■ WHAT THIS TASK INVOLVES ■
Below are the records; locate each line with the word "JSON" and copy it.

########################################

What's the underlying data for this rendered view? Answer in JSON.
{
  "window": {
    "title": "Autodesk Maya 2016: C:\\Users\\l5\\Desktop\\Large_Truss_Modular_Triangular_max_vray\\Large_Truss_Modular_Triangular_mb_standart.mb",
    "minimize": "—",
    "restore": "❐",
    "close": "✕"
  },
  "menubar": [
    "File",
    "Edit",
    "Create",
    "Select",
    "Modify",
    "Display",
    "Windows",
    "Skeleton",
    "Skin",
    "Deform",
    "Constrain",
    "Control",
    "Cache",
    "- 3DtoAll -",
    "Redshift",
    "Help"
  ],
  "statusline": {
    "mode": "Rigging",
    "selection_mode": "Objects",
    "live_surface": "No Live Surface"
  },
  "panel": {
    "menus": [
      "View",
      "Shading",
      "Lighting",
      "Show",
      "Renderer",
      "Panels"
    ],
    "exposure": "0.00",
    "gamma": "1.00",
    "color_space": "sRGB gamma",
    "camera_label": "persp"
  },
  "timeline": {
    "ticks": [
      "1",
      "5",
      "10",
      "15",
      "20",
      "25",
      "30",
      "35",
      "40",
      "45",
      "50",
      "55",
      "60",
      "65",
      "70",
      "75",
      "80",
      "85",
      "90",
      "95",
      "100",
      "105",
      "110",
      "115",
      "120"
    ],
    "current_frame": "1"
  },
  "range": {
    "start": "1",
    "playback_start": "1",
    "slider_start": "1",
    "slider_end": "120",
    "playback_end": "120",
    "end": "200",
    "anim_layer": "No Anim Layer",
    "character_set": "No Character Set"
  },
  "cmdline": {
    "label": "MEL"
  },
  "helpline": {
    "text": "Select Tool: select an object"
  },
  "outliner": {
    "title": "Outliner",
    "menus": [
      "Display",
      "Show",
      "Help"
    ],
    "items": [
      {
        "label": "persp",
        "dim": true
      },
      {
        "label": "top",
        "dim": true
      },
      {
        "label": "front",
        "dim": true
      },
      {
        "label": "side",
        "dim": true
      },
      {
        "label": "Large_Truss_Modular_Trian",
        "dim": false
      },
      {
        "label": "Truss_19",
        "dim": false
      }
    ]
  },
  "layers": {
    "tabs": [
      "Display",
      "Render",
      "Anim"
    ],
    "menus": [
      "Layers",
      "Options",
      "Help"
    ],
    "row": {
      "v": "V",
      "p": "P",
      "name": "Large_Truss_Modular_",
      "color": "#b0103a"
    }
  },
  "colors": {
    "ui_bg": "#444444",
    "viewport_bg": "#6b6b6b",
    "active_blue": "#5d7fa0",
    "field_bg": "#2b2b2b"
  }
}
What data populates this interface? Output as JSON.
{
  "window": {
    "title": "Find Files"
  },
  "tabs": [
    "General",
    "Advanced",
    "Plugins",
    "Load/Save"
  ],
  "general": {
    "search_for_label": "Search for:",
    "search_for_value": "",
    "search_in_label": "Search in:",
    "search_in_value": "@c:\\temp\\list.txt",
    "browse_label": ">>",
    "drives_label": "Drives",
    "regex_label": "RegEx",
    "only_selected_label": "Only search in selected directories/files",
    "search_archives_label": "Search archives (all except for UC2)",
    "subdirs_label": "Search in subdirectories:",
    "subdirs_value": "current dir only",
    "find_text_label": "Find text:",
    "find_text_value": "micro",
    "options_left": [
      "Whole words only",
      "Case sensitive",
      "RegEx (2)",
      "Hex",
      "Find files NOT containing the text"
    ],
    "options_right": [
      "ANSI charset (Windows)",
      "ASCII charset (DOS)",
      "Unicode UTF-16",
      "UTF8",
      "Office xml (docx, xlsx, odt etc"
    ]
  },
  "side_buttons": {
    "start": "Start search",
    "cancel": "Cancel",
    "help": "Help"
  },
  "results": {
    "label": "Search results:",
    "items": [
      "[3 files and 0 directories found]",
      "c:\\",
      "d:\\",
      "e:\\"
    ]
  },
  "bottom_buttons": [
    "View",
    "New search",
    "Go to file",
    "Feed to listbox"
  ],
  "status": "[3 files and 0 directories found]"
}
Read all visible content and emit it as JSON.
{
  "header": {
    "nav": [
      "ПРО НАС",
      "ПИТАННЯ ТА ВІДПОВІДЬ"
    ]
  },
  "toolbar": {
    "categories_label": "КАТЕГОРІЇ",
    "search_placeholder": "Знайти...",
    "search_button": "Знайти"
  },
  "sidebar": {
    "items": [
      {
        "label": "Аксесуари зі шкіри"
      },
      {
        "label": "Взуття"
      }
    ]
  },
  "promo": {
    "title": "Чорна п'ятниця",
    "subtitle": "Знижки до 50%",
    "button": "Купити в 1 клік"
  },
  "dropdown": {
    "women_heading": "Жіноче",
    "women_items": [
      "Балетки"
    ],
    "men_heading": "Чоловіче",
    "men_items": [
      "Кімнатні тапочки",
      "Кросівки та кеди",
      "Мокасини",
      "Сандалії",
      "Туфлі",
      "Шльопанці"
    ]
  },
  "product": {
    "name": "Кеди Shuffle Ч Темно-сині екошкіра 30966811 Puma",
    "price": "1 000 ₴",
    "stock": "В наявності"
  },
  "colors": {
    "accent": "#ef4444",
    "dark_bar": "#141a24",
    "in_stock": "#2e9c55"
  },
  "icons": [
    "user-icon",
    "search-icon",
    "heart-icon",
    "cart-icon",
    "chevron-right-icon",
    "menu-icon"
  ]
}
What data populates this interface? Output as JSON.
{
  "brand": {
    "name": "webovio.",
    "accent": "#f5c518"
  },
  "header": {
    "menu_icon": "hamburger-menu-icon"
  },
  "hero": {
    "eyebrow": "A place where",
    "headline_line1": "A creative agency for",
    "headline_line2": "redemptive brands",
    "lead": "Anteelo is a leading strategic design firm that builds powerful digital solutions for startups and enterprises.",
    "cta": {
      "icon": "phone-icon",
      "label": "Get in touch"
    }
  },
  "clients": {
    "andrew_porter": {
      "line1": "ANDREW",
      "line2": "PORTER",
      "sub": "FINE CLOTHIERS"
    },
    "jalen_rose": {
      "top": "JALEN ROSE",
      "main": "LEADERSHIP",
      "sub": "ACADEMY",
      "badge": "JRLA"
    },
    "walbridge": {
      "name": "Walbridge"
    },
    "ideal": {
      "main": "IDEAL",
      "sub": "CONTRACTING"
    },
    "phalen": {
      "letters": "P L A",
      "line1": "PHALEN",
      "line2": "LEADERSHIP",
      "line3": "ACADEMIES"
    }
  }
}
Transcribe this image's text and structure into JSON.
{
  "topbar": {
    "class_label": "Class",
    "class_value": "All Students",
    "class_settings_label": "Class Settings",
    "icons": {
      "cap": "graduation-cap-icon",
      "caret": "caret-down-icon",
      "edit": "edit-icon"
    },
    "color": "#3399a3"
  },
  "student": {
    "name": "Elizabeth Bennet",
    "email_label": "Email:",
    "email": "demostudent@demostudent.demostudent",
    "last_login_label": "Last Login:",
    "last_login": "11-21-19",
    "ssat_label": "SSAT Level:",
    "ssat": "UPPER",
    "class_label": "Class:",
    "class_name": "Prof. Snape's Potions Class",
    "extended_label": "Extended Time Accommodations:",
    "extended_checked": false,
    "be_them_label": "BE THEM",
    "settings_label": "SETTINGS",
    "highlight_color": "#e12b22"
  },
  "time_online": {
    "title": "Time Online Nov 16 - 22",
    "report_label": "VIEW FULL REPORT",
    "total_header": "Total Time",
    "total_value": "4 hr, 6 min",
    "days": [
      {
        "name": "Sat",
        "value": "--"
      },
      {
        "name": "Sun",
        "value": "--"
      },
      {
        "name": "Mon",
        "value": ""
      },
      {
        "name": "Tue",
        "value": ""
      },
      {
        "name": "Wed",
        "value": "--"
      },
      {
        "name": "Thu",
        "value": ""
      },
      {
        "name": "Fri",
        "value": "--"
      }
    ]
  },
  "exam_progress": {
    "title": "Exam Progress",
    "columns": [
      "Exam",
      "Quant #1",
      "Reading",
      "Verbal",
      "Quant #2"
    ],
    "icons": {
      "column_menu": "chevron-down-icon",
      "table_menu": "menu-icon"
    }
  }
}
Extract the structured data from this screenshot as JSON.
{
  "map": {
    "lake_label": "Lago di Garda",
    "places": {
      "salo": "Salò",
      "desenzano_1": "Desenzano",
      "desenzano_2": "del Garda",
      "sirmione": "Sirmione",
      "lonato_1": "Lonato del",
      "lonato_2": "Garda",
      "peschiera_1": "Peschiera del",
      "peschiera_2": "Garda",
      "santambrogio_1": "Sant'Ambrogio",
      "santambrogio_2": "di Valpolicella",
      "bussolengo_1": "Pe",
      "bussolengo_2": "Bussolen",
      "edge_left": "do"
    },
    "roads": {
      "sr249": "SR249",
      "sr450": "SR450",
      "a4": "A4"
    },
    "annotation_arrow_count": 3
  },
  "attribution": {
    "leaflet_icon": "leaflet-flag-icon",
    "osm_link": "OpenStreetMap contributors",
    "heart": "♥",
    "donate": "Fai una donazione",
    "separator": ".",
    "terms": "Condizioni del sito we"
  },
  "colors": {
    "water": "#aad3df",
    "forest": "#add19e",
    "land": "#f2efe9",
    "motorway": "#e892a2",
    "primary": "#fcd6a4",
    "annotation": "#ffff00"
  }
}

########################################

■ REPLY TO THE EXERCISE ■
What's the underlying data for this rendered view? Answer in JSON.
What data populates this interface? Output as JSON.
Read all visible content and emit it as JSON.
What data populates this interface? Output as JSON.
Transcribe this image's text and structure into JSON.
Extract the structured data from this screenshot as JSON.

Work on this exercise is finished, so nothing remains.